**Goal:** Copy the records below exactly as they are written.

==============================

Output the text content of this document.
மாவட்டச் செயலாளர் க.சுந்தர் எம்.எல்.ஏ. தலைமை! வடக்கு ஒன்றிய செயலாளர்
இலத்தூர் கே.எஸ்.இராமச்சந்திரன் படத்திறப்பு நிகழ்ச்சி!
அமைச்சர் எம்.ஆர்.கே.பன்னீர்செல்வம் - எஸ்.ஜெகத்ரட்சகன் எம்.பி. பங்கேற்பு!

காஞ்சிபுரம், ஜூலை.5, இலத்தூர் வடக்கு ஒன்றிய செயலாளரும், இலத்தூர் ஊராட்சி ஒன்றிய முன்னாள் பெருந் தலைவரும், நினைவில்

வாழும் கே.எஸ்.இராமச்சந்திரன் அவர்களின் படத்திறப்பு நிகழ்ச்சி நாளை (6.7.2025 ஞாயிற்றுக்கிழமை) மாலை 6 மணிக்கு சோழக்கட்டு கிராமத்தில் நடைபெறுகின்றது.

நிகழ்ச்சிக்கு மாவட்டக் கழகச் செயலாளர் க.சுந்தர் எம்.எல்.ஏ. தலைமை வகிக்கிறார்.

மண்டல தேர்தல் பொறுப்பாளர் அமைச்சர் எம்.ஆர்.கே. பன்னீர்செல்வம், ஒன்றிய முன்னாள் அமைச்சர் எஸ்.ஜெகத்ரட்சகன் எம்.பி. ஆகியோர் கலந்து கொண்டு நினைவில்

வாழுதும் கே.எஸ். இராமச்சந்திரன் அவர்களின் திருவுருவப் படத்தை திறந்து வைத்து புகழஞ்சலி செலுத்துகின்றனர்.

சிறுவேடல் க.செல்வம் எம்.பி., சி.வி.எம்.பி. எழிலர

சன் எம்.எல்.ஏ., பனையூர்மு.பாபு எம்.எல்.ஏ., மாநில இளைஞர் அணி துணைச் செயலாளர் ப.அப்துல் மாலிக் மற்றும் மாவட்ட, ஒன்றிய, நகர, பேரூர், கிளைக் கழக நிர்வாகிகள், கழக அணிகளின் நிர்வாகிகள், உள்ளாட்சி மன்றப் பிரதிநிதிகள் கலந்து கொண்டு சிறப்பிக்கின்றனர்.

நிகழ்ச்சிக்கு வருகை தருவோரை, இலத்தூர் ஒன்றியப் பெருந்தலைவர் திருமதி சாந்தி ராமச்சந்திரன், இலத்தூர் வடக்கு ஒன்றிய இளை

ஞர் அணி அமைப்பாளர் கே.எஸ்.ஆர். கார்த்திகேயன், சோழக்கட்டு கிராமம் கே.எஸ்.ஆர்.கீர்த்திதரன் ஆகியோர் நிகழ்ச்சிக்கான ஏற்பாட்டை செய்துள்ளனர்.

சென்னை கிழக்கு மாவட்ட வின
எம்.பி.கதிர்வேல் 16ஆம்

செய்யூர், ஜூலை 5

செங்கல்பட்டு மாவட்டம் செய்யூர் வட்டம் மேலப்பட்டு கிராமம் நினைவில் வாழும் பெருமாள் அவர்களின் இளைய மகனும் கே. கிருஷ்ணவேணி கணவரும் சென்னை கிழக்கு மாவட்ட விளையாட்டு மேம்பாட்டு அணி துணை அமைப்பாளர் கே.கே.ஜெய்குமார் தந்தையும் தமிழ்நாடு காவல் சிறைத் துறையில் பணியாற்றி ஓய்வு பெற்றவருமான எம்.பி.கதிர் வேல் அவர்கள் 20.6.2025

==============================

**Problem solution:**
Output the text content of this document.
மாவட்டச் செயலாளர் க.சுந்தர் எம்.எல்.ஏ. தலைமை! வடக்கு ஒன்றிய செயலாளர்
இலத்தூர் கே.எஸ்.இராமச்சந்திரன் படத்திறப்பு நிகழ்ச்சி!
அமைச்சர் எம்.ஆர்.கே.பன்னீர்செல்வம் - எஸ்.ஜெகத்ரட்சகன் எம்.பி. பங்கேற்பு!

காஞ்சிபுரம், ஜூலை.5, இலத்தூர் வடக்கு ஒன்றிய செயலாளரும், இலத்தூர் ஊராட்சி ஒன்றிய முன்னாள் பெருந் தலைவரும், நினைவில்

வாழும் கே.எஸ்.இராமச்சந்திரன் அவர்களின் படத்திறப்பு நிகழ்ச்சி நாளை (6.7.2025 ஞாயிற்றுக்கிழமை) மாலை 6 மணிக்கு சோழக்கட்டு கிராமத்தில் நடைபெறுகின்றது.

நிகழ்ச்சிக்கு மாவட்டக் கழகச் செயலாளர் க.சுந்தர் எம்.எல்.ஏ. தலைமை வகிக்கிறார்.

மண்டல தேர்தல் பொறுப்பாளர் அமைச்சர் எம்.ஆர்.கே. பன்னீர்செல்வம், ஒன்றிய முன்னாள் அமைச்சர் எஸ்.ஜெகத்ரட்சகன் எம்.பி. ஆகியோர் கலந்து கொண்டு நினைவில்

வாழுதும் கே.எஸ். இராமச்சந்திரன் அவர்களின் திருவுருவப் படத்தை திறந்து வைத்து புகழஞ்சலி செலுத்துகின்றனர்.

சிறுவேடல் க.செல்வம் எம்.பி., சி.வி.எம்.பி. எழிலர

சன் எம்.எல்.ஏ., பனையூர்மு.பாபு எம்.எல்.ஏ., மாநில இளைஞர் அணி துணைச் செயலாளர் ப.அப்துல் மாலிக் மற்றும் மாவட்ட, ஒன்றிய, நகர, பேரூர், கிளைக் கழக நிர்வாகிகள், கழக அணிகளின் நிர்வாகிகள், உள்ளாட்சி மன்றப் பிரதிநிதிகள் கலந்து கொண்டு சிறப்பிக்கின்றனர்.

நிகழ்ச்சிக்கு வருகை தருவோரை, இலத்தூர் ஒன்றியப் பெருந்தலைவர் திருமதி சாந்தி ராமச்சந்திரன், இலத்தூர் வடக்கு ஒன்றிய இளை

ஞர் அணி அமைப்பாளர் கே.எஸ்.ஆர். கார்த்திகேயன், சோழக்கட்டு கிராமம் கே.எஸ்.ஆர்.கீர்த்திதரன் ஆகியோர் நிகழ்ச்சிக்கான ஏற்பாட்டை செய்துள்ளனர்.

சென்னை கிழக்கு மாவட்ட வின
எம்.பி.கதிர்வேல் 16ஆம்

செய்யூர், ஜூலை 5

செங்கல்பட்டு மாவட்டம் செய்யூர் வட்டம் மேலப்பட்டு கிராமம் நினைவில் வாழும் பெருமாள் அவர்களின் இளைய மகனும் கே. கிருஷ்ணவேணி கணவரும் சென்னை கிழக்கு மாவட்ட விளையாட்டு மேம்பாட்டு அணி துணை அமைப்பாளர் கே.கே.ஜெய்குமார் தந்தையும் தமிழ்நாடு காவல் சிறைத் துறையில் பணியாற்றி ஓய்வு பெற்றவருமான எம்.பி.கதிர் வேல் அவர்கள் 20.6.2025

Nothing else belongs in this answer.